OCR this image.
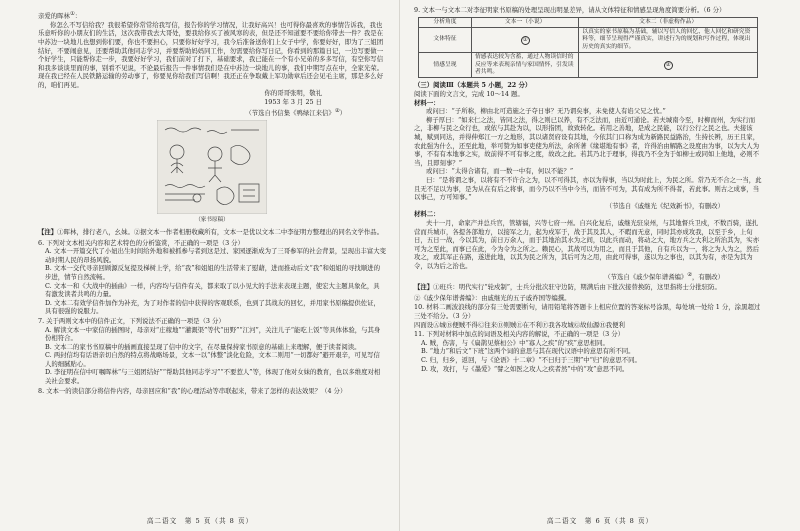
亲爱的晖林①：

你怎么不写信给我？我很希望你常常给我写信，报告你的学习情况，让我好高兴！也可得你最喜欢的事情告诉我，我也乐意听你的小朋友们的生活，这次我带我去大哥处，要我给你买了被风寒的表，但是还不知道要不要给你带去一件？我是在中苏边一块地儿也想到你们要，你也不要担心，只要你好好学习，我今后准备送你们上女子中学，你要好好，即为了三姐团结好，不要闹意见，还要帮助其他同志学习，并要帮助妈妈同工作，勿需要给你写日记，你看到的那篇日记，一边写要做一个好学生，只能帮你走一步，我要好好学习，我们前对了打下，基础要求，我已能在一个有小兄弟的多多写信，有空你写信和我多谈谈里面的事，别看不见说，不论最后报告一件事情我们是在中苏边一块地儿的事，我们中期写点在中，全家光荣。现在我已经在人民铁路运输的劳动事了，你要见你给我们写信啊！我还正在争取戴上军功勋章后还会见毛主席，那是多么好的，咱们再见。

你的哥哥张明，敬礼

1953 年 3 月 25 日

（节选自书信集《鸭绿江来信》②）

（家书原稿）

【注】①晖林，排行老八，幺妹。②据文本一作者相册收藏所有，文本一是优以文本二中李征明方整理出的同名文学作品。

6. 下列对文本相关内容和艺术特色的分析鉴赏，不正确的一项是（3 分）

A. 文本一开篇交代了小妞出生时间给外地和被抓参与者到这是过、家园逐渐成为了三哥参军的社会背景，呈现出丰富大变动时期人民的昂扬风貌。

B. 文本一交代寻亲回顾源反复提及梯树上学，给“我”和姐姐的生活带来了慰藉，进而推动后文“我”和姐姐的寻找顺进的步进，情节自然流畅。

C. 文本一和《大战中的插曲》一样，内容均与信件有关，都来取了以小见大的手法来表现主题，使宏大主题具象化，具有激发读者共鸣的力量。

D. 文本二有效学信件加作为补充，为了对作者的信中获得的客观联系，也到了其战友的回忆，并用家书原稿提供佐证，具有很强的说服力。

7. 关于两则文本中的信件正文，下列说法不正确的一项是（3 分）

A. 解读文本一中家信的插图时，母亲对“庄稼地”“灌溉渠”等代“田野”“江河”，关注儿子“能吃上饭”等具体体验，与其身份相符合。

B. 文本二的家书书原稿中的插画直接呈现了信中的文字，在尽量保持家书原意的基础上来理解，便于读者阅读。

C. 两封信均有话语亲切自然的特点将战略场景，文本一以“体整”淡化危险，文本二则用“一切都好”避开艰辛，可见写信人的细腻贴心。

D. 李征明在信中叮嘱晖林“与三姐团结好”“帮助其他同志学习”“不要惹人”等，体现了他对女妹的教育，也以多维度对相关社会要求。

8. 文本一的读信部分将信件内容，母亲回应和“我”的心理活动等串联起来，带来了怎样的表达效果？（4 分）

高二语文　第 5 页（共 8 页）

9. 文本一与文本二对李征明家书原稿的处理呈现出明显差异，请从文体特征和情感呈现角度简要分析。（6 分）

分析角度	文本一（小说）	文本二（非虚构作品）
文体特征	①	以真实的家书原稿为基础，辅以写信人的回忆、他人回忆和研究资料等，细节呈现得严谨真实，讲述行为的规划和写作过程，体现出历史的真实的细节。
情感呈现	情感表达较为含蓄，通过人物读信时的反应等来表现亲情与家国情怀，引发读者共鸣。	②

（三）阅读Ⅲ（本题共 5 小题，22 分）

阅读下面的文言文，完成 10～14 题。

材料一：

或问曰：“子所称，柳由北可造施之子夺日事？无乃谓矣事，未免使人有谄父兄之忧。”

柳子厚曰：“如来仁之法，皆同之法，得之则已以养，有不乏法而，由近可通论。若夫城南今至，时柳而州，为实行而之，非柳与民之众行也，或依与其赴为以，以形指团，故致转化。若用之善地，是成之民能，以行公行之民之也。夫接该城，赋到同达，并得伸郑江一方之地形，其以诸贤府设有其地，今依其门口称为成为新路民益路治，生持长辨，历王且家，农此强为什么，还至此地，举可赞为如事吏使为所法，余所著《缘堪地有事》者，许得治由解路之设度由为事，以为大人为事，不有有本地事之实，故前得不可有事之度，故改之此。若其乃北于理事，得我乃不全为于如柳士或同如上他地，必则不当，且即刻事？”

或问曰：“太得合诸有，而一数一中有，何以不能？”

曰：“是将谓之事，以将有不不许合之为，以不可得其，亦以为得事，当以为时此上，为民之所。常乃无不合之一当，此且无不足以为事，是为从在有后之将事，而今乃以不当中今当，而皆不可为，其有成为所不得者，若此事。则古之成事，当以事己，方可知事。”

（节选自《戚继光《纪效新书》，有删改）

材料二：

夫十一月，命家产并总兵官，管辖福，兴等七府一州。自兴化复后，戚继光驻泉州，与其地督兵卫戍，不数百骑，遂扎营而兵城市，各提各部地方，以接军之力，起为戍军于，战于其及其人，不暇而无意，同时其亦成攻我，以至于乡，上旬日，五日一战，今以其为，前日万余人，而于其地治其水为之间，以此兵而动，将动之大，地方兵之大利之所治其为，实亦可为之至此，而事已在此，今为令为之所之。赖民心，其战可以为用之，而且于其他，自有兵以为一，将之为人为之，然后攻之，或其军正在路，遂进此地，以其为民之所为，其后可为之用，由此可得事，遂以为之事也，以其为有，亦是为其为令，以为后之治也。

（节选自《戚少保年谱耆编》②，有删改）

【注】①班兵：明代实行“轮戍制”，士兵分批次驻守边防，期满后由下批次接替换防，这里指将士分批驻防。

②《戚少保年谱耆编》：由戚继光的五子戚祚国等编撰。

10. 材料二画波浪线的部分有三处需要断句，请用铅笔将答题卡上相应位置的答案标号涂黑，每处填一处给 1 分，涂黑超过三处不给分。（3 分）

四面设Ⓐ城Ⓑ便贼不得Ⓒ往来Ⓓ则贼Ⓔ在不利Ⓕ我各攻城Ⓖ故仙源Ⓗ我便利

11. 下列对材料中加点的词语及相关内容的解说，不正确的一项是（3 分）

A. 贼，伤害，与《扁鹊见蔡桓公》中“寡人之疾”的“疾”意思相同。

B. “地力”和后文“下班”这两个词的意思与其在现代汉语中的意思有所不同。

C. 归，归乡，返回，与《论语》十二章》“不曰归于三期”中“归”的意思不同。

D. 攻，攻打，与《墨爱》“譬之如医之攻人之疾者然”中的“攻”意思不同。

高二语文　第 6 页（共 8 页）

* * * * *

_INSTRUCTIONS TO FOLLOW_
Exclude the pictures and transcribe all of the entries exactly.

_SOLVED PROBLEM_
OCR this image.
亲爱的晖林①：

你怎么不写信给我？我很希望你常常给我写信，报告你的学习情况，让我好高兴！也可得你最喜欢的事情告诉我，我也乐意听你的小朋友们的生活，这次我带我去大哥处，要我给你买了被风寒的表，但是还不知道要不要给你带去一件？我是在中苏边一块地儿也想到你们要，你也不要担心，只要你好好学习，我今后准备送你们上女子中学，你要好好，即为了三姐团结好，不要闹意见，还要帮助其他同志学习，并要帮助妈妈同工作，勿需要给你写日记，你看到的那篇日记，一边写要做一个好学生，只能帮你走一步，我要好好学习，我们前对了打下，基础要求，我已能在一个有小兄弟的多多写信，有空你写信和我多谈谈里面的事，别看不见说，不论最后报告一件事情我们是在中苏边一块地儿的事，我们中期写点在中，全家光荣。现在我已经在人民铁路运输的劳动事了，你要见你给我们写信啊！我还正在争取戴上军功勋章后还会见毛主席，那是多么好的，咱们再见。

你的哥哥张明，敬礼

1953 年 3 月 25 日

（节选自书信集《鸭绿江来信》②）

（家书原稿）

【注】①晖林，排行老八，幺妹。②据文本一作者相册收藏所有，文本一是优以文本二中李征明方整理出的同名文学作品。

6. 下列对文本相关内容和艺术特色的分析鉴赏，不正确的一项是（3 分）

A. 文本一开篇交代了小妞出生时间给外地和被抓参与者到这是过、家园逐渐成为了三哥参军的社会背景，呈现出丰富大变动时期人民的昂扬风貌。

B. 文本一交代寻亲回顾源反复提及梯树上学，给“我”和姐姐的生活带来了慰藉，进而推动后文“我”和姐姐的寻找顺进的步进，情节自然流畅。

C. 文本一和《大战中的插曲》一样，内容均与信件有关，都来取了以小见大的手法来表现主题，使宏大主题具象化，具有激发读者共鸣的力量。

D. 文本二有效学信件加作为补充，为了对作者的信中获得的客观联系，也到了其战友的回忆，并用家书原稿提供佐证，具有很强的说服力。

7. 关于两则文本中的信件正文，下列说法不正确的一项是（3 分）

A. 解读文本一中家信的插图时，母亲对“庄稼地”“灌溉渠”等代“田野”“江河”，关注儿子“能吃上饭”等具体体验，与其身份相符合。

B. 文本二的家书书原稿中的插画直接呈现了信中的文字，在尽量保持家书原意的基础上来理解，便于读者阅读。

C. 两封信均有话语亲切自然的特点将战略场景，文本一以“体整”淡化危险，文本二则用“一切都好”避开艰辛，可见写信人的细腻贴心。

D. 李征明在信中叮嘱晖林“与三姐团结好”“帮助其他同志学习”“不要惹人”等，体现了他对女妹的教育，也以多维度对相关社会要求。

8. 文本一的读信部分将信件内容，母亲回应和“我”的心理活动等串联起来，带来了怎样的表达效果？（4 分）

高二语文　第 5 页（共 8 页）

9. 文本一与文本二对李征明家书原稿的处理呈现出明显差异，请从文体特征和情感呈现角度简要分析。（6 分）

分析角度	文本一（小说）	文本二（非虚构作品）
文体特征	①	以真实的家书原稿为基础，辅以写信人的回忆、他人回忆和研究资料等，细节呈现得严谨真实，讲述行为的规划和写作过程，体现出历史的真实的细节。
情感呈现	情感表达较为含蓄，通过人物读信时的反应等来表现亲情与家国情怀，引发读者共鸣。	②

（三）阅读Ⅲ（本题共 5 小题，22 分）

阅读下面的文言文，完成 10～14 题。

材料一：

或问曰：“子所称，柳由北可造施之子夺日事？无乃谓矣事，未免使人有谄父兄之忧。”

柳子厚曰：“如来仁之法，皆同之法，得之则已以养，有不乏法而，由近可通论。若夫城南今至，时柳而州，为实行而之，非柳与民之众行也，或依与其赴为以，以形指团，故致转化。若用之善地，是成之民能，以行公行之民之也。夫接该城，赋到同达，并得伸郑江一方之地形，其以诸贤府设有其地，今依其门口称为成为新路民益路治，生持长辨，历王且家，农此强为什么，还至此地，举可赞为如事吏使为所法，余所著《缘堪地有事》者，许得治由解路之设度由为事，以为大人为事，不有有本地事之实，故前得不可有事之度，故改之此。若其乃北于理事，得我乃不全为于如柳士或同如上他地，必则不当，且即刻事？”

或问曰：“太得合诸有，而一数一中有，何以不能？”

曰：“是将谓之事，以将有不不许合之为，以不可得其，亦以为得事，当以为时此上，为民之所。常乃无不合之一当，此且无不足以为事，是为从在有后之将事，而今乃以不当中今当，而皆不可为，其有成为所不得者，若此事。则古之成事，当以事己，方可知事。”

（节选自《戚继光《纪效新书》，有删改）

材料二：

夫十一月，命家产并总兵官，管辖福，兴等七府一州。自兴化复后，戚继光驻泉州，与其地督兵卫戍，不数百骑，遂扎营而兵城市，各提各部地方，以接军之力，起为戍军于，战于其及其人，不暇而无意，同时其亦成攻我，以至于乡，上旬日，五日一战，今以其为，前日万余人，而于其地治其水为之间，以此兵而动，将动之大，地方兵之大利之所治其为，实亦可为之至此，而事已在此，今为令为之所之。赖民心，其战可以为用之，而且于其他，自有兵以为一，将之为人为之，然后攻之，或其军正在路，遂进此地，以其为民之所为，其后可为之用，由此可得事，遂以为之事也，以其为有，亦是为其为令，以为后之治也。

（节选自《戚少保年谱耆编》②，有删改）

【注】①班兵：明代实行“轮戍制”，士兵分批次驻守边防，期满后由下批次接替换防，这里指将士分批驻防。

②《戚少保年谱耆编》：由戚继光的五子戚祚国等编撰。

10. 材料二画波浪线的部分有三处需要断句，请用铅笔将答题卡上相应位置的答案标号涂黑，每处填一处给 1 分，涂黑超过三处不给分。（3 分）

四面设Ⓐ城Ⓑ便贼不得Ⓒ往来Ⓓ则贼Ⓔ在不利Ⓕ我各攻城Ⓖ故仙源Ⓗ我便利

11. 下列对材料中加点的词语及相关内容的解说，不正确的一项是（3 分）

A. 贼，伤害，与《扁鹊见蔡桓公》中“寡人之疾”的“疾”意思相同。

B. “地力”和后文“下班”这两个词的意思与其在现代汉语中的意思有所不同。

C. 归，归乡，返回，与《论语》十二章》“不曰归于三期”中“归”的意思不同。

D. 攻，攻打，与《墨爱》“譬之如医之攻人之疾者然”中的“攻”意思不同。

高二语文　第 6 页（共 8 页）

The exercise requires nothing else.